■ Set problem ■
Each line of the material below that holds the word "during" needs to be copied.

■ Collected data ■
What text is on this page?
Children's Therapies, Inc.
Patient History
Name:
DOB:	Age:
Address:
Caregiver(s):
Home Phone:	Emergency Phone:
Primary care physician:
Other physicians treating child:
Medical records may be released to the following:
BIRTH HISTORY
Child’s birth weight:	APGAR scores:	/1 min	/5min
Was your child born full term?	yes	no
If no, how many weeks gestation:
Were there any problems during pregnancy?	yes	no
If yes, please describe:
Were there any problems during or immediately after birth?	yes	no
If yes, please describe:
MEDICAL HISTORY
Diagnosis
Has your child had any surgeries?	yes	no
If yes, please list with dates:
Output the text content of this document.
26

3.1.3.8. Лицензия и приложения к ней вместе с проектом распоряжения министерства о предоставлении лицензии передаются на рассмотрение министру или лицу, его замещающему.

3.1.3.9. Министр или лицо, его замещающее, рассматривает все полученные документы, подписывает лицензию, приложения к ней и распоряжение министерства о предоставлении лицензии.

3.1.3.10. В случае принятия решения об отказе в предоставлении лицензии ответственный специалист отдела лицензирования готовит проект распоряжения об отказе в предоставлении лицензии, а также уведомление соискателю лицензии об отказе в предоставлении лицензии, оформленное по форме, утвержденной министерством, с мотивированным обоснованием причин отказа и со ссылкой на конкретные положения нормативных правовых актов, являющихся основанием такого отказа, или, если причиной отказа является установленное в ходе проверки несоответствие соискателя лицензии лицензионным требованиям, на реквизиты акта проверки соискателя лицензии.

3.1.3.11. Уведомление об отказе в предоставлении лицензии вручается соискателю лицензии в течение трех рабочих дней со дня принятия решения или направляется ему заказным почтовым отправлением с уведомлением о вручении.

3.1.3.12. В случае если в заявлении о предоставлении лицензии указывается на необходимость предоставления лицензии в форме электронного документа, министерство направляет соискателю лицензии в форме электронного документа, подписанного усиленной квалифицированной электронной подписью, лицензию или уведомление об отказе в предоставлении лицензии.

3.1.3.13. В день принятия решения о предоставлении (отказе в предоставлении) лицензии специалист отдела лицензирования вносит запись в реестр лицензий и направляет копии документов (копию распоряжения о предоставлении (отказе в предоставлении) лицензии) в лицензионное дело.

■ Output of the task ■
Were there any problems during pregnancy?	yes	no
Were there any problems during or immediately after birth?	yes	no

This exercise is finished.